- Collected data
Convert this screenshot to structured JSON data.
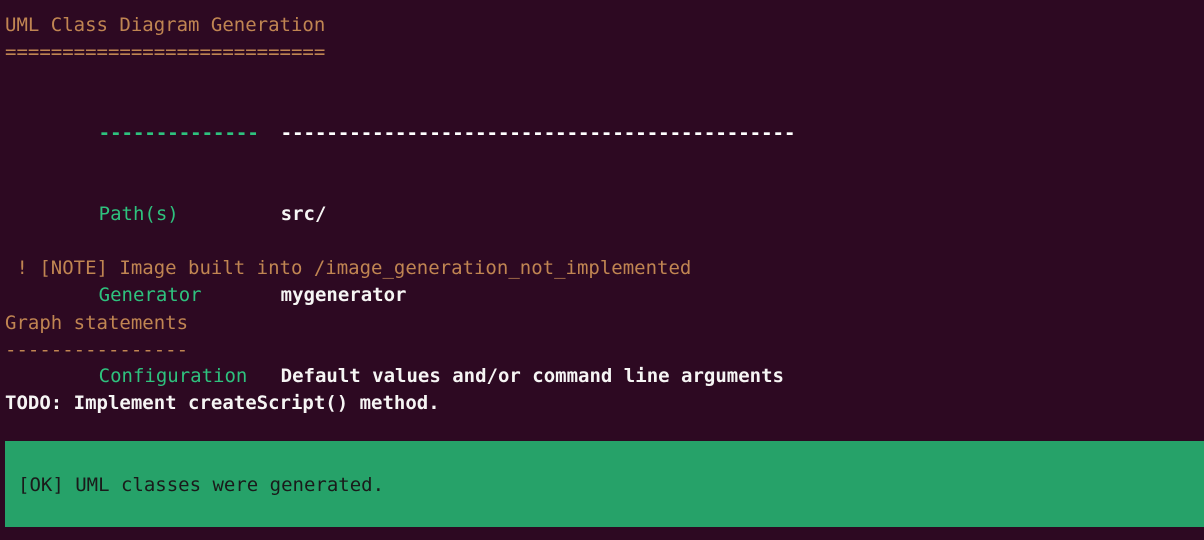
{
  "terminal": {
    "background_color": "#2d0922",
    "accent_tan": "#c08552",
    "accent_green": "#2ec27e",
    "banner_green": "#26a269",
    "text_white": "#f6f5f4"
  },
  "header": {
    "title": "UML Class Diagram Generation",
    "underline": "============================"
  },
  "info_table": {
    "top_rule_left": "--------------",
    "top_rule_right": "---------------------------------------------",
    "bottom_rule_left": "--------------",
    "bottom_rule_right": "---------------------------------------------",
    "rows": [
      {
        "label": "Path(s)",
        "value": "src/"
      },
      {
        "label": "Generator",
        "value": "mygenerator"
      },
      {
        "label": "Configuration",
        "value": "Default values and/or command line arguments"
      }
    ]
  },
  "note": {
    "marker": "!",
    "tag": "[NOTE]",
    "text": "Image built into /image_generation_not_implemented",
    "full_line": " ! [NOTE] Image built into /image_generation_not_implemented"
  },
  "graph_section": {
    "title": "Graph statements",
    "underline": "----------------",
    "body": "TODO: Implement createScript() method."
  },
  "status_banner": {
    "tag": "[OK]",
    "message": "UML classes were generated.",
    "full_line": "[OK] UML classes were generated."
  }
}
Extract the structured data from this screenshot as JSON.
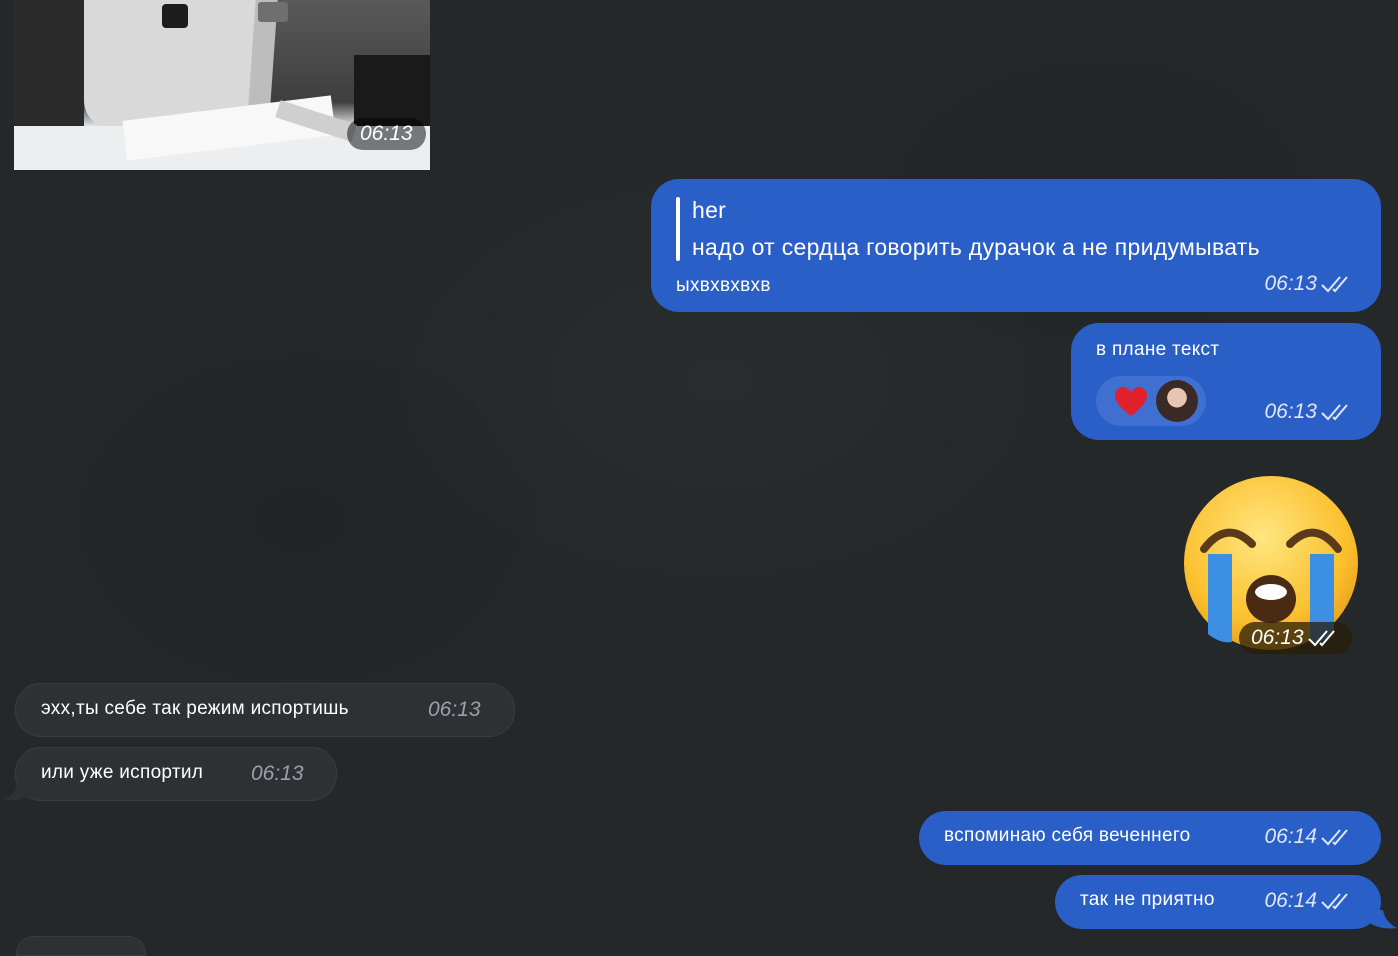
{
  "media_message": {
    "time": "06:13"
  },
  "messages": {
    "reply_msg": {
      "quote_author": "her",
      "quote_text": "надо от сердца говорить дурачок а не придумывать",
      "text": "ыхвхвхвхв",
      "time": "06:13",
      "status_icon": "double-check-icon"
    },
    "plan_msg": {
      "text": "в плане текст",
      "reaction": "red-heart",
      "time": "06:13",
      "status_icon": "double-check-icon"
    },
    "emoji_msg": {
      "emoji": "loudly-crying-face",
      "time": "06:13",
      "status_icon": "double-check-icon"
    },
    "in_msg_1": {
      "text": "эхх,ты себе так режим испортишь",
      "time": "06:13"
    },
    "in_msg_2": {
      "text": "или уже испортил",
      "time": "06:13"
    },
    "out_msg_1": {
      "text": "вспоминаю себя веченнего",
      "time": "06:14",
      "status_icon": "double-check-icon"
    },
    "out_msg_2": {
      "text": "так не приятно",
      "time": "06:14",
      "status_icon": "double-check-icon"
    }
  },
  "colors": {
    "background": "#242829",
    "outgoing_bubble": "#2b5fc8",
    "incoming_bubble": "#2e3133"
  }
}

--

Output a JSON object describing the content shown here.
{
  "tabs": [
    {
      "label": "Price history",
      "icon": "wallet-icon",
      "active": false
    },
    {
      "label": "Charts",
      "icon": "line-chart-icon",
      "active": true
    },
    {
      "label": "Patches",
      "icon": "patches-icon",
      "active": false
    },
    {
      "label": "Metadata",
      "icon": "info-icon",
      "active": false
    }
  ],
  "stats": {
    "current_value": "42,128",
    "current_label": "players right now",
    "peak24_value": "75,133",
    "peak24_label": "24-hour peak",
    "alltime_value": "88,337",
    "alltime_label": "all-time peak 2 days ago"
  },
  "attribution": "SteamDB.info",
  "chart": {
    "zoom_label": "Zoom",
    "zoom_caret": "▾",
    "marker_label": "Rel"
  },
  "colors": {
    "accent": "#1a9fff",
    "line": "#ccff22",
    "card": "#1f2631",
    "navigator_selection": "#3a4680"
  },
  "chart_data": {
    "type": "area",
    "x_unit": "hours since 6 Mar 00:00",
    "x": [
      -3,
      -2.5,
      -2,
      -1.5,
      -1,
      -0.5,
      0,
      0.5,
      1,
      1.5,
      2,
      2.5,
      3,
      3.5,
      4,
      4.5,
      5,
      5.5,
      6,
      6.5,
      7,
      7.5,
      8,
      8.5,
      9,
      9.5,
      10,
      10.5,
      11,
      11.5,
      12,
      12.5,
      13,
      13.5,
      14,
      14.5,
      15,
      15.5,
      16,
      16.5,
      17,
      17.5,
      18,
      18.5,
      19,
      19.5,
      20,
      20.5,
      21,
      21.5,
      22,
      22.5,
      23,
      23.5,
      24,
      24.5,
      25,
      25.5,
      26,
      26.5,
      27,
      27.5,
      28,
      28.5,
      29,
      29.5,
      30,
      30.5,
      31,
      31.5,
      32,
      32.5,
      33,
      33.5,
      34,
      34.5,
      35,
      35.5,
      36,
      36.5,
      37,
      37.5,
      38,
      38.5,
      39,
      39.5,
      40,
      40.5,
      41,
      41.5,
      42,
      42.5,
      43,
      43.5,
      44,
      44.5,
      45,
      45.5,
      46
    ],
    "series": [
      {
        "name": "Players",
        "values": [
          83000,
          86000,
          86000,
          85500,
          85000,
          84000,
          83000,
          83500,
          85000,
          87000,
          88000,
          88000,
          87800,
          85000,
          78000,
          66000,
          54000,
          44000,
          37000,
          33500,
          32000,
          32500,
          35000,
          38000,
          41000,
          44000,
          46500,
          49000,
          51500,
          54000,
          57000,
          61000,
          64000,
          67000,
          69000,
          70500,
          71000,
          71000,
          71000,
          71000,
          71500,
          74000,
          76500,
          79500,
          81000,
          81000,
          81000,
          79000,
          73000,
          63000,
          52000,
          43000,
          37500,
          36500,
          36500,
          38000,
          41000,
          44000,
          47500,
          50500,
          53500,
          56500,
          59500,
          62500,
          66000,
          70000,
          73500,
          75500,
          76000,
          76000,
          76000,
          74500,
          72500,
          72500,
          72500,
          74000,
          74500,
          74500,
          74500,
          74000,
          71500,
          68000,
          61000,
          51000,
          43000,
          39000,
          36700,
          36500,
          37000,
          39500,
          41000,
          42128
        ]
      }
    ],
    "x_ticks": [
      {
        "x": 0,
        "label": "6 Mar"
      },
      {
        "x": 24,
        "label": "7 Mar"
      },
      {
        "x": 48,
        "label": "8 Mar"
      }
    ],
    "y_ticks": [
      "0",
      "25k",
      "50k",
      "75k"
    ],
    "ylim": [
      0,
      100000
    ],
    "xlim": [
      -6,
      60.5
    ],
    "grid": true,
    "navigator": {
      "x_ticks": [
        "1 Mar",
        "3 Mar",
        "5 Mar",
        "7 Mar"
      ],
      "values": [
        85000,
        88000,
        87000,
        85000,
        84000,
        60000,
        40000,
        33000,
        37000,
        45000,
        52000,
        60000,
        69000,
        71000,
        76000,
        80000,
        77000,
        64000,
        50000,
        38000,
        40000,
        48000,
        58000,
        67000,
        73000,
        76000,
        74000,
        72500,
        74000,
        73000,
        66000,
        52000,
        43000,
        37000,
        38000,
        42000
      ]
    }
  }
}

- What you are asked to do
Search the listing for the word "classes" and return each line that holds it.

- Reply
    "message": "UML classes were generated.",
    "full_line": "[OK] UML classes were generated."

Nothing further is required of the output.